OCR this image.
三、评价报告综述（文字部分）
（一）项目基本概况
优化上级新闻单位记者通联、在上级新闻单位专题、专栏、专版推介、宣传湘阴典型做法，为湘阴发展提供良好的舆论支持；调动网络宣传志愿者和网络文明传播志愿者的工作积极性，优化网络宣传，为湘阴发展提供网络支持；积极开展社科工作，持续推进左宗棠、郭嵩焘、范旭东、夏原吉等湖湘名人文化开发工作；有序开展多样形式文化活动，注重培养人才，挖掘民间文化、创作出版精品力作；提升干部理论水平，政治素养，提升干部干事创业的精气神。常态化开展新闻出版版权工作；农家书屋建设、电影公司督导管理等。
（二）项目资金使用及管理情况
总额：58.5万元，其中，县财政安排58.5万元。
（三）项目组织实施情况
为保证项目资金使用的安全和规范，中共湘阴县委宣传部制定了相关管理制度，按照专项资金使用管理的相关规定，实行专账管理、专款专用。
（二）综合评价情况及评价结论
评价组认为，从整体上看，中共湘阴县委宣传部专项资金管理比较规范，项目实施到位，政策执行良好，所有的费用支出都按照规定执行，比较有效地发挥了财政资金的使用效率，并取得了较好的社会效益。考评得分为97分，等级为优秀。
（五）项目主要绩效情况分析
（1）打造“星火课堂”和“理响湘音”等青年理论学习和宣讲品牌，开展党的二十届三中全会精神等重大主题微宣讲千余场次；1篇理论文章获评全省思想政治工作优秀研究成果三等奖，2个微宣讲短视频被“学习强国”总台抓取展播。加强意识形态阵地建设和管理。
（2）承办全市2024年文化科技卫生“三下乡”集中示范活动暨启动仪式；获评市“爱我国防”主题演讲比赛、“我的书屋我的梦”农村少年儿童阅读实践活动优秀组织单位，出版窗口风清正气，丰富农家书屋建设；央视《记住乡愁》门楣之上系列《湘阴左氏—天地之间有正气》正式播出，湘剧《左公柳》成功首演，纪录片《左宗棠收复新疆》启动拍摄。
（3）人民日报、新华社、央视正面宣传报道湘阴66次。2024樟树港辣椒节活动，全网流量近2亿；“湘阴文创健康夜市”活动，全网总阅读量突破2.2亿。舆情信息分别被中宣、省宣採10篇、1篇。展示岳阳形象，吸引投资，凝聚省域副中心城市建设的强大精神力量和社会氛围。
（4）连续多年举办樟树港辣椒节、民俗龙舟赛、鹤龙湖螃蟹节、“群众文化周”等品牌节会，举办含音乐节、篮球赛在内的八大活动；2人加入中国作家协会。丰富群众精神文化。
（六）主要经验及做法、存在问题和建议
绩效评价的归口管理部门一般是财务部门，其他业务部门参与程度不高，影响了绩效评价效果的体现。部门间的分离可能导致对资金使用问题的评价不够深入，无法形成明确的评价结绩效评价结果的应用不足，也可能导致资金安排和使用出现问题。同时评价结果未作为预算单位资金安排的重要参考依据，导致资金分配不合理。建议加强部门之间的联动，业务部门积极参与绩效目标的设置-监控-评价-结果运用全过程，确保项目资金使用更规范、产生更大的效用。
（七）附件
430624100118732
☆ ☆ ☆ ☆
Recopy the entries above in their entirety, exactly.

OCR this image.
三、评价报告综述（文字部分）
（一）项目基本概况
优化上级新闻单位记者通联、在上级新闻单位专题、专栏、专版推介、宣传湘阴典型做法，为湘阴发展提供良好的舆论支持；调动网络宣传志愿者和网络文明传播志愿者的工作积极性，优化网络宣传，为湘阴发展提供网络支持；积极开展社科工作，持续推进左宗棠、郭嵩焘、范旭东、夏原吉等湖湘名人文化开发工作；有序开展多样形式文化活动，注重培养人才，挖掘民间文化、创作出版精品力作；提升干部理论水平，政治素养，提升干部干事创业的精气神。常态化开展新闻出版版权工作；农家书屋建设、电影公司督导管理等。
（二）项目资金使用及管理情况
总额：58.5万元，其中，县财政安排58.5万元。
（三）项目组织实施情况
为保证项目资金使用的安全和规范，中共湘阴县委宣传部制定了相关管理制度，按照专项资金使用管理的相关规定，实行专账管理、专款专用。
（二）综合评价情况及评价结论
评价组认为，从整体上看，中共湘阴县委宣传部专项资金管理比较规范，项目实施到位，政策执行良好，所有的费用支出都按照规定执行，比较有效地发挥了财政资金的使用效率，并取得了较好的社会效益。考评得分为97分，等级为优秀。
（五）项目主要绩效情况分析
（1）打造“星火课堂”和“理响湘音”等青年理论学习和宣讲品牌，开展党的二十届三中全会精神等重大主题微宣讲千余场次；1篇理论文章获评全省思想政治工作优秀研究成果三等奖，2个微宣讲短视频被“学习强国”总台抓取展播。加强意识形态阵地建设和管理。
（2）承办全市2024年文化科技卫生“三下乡”集中示范活动暨启动仪式；获评市“爱我国防”主题演讲比赛、“我的书屋我的梦”农村少年儿童阅读实践活动优秀组织单位，出版窗口风清正气，丰富农家书屋建设；央视《记住乡愁》门楣之上系列《湘阴左氏—天地之间有正气》正式播出，湘剧《左公柳》成功首演，纪录片《左宗棠收复新疆》启动拍摄。
（3）人民日报、新华社、央视正面宣传报道湘阴66次。2024樟树港辣椒节活动，全网流量近2亿；“湘阴文创健康夜市”活动，全网总阅读量突破2.2亿。舆情信息分别被中宣、省宣採10篇、1篇。展示岳阳形象，吸引投资，凝聚省域副中心城市建设的强大精神力量和社会氛围。
（4）连续多年举办樟树港辣椒节、民俗龙舟赛、鹤龙湖螃蟹节、“群众文化周”等品牌节会，举办含音乐节、篮球赛在内的八大活动；2人加入中国作家协会。丰富群众精神文化。
（六）主要经验及做法、存在问题和建议
绩效评价的归口管理部门一般是财务部门，其他业务部门参与程度不高，影响了绩效评价效果的体现。部门间的分离可能导致对资金使用问题的评价不够深入，无法形成明确的评价结绩效评价结果的应用不足，也可能导致资金安排和使用出现问题。同时评价结果未作为预算单位资金安排的重要参考依据，导致资金分配不合理。建议加强部门之间的联动，业务部门积极参与绩效目标的设置-监控-评价-结果运用全过程，确保项目资金使用更规范、产生更大的效用。
（七）附件
430624100118732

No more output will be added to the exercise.